* BEGIN Data to process *
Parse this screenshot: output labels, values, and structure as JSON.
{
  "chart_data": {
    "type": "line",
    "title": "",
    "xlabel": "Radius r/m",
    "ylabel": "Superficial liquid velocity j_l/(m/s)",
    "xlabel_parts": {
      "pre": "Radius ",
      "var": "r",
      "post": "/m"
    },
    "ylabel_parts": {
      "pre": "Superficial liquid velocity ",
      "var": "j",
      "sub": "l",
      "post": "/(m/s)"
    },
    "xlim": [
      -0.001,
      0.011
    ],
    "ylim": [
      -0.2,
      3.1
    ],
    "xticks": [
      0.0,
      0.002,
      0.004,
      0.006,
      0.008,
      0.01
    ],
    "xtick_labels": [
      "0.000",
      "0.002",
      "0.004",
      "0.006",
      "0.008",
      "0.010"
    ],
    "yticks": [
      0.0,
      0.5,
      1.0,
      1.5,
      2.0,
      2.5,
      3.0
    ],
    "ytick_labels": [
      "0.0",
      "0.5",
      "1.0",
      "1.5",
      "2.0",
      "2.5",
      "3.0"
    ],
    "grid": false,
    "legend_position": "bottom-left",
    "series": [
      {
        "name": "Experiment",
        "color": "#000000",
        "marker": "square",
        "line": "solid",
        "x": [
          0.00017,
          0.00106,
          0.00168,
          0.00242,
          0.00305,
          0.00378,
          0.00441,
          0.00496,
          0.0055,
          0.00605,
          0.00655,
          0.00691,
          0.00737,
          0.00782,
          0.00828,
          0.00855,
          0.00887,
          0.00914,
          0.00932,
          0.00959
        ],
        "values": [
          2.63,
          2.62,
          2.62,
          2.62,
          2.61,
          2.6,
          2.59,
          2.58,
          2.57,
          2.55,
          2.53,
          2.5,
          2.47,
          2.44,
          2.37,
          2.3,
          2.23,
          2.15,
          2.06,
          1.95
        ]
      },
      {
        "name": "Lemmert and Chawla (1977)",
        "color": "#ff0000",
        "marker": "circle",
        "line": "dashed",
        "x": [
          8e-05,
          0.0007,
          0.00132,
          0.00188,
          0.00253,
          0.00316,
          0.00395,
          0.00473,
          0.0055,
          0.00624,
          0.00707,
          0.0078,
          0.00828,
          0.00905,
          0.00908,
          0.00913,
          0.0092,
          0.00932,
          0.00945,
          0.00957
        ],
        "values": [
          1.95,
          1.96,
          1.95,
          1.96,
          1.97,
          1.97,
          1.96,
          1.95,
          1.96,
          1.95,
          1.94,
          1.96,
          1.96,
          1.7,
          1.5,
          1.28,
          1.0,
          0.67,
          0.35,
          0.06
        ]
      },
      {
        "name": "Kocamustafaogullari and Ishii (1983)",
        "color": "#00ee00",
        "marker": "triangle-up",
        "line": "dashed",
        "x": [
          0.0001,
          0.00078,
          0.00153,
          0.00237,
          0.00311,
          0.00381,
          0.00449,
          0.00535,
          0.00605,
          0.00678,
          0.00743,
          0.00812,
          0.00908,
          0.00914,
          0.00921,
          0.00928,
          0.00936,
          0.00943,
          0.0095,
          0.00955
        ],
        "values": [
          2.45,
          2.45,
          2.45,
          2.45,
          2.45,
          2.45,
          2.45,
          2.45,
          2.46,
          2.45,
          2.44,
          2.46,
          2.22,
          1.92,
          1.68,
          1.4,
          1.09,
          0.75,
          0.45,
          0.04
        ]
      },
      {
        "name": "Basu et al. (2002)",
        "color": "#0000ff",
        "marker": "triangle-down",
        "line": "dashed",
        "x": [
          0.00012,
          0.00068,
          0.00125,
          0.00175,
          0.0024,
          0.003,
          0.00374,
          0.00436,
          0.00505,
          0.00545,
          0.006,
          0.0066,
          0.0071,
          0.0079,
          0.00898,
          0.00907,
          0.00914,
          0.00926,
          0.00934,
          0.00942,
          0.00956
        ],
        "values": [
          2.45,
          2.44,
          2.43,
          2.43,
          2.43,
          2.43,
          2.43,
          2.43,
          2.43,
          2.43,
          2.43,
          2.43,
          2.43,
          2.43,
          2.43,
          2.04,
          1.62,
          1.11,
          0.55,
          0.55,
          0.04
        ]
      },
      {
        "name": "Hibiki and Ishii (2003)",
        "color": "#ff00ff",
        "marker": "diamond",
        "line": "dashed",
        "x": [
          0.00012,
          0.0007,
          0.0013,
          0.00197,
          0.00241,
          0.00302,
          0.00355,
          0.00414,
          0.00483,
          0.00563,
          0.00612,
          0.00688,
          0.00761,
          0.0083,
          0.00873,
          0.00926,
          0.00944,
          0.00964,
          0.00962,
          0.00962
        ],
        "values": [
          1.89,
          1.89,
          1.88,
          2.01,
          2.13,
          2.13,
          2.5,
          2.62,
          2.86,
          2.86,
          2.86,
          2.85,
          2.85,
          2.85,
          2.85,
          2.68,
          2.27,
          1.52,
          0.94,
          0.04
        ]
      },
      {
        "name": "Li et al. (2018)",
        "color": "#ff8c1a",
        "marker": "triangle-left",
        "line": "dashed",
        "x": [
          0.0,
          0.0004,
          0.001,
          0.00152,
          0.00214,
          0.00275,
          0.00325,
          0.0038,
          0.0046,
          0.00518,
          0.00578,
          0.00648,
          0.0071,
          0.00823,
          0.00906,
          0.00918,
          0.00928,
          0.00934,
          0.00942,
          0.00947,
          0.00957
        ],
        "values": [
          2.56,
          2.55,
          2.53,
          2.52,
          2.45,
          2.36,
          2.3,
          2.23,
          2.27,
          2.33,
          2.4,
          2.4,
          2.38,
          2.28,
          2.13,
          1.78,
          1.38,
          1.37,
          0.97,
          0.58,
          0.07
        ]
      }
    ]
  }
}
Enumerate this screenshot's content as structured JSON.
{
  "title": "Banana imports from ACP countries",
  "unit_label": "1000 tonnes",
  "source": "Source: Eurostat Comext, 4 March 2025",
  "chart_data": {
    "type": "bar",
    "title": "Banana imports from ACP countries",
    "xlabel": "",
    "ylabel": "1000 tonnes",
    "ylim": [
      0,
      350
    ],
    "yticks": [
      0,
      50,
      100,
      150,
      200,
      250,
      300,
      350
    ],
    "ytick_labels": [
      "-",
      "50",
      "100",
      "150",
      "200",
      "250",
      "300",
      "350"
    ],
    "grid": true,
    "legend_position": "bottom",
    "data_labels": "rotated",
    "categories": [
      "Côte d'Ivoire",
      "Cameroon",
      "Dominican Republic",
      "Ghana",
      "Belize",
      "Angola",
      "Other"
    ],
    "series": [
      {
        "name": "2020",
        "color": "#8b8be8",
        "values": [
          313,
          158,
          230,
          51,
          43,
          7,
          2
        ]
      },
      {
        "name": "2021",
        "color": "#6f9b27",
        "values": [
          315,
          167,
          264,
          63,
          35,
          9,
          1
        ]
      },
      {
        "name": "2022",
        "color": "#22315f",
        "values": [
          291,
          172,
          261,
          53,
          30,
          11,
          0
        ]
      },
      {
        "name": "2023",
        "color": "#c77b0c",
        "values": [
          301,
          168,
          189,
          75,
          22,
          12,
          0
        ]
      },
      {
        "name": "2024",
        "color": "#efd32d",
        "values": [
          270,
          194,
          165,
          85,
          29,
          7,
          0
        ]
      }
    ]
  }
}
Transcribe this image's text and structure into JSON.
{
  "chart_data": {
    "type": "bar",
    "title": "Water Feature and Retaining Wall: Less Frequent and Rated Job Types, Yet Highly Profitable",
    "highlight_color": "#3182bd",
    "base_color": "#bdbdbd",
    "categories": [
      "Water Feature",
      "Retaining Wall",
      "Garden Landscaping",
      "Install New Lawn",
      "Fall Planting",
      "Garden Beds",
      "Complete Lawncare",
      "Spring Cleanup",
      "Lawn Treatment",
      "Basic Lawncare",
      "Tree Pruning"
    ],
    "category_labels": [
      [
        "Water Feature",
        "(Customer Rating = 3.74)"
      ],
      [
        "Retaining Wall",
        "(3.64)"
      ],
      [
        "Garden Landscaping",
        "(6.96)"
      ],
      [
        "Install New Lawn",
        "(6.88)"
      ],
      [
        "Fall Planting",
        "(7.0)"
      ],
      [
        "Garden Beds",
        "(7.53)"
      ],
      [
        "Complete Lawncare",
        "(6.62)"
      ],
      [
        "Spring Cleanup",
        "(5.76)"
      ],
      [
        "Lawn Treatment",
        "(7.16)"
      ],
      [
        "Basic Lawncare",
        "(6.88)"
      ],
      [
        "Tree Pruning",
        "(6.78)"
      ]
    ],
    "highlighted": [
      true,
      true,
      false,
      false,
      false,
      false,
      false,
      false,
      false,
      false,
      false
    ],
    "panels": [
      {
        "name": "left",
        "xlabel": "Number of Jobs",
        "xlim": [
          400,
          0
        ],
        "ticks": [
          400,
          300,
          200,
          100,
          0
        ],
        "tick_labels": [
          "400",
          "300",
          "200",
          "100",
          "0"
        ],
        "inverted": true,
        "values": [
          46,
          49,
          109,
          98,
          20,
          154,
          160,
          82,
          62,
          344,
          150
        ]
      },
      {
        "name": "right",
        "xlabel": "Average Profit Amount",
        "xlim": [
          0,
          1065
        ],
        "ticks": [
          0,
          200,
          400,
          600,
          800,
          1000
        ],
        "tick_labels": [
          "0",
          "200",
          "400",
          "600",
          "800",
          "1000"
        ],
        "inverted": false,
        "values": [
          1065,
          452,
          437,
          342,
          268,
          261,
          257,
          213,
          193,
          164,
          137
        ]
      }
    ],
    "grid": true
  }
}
* END Data to process *
> _What needs to be done_
Give the count of lines holding the word "liquid", with no other words.

> _Result of this task_
2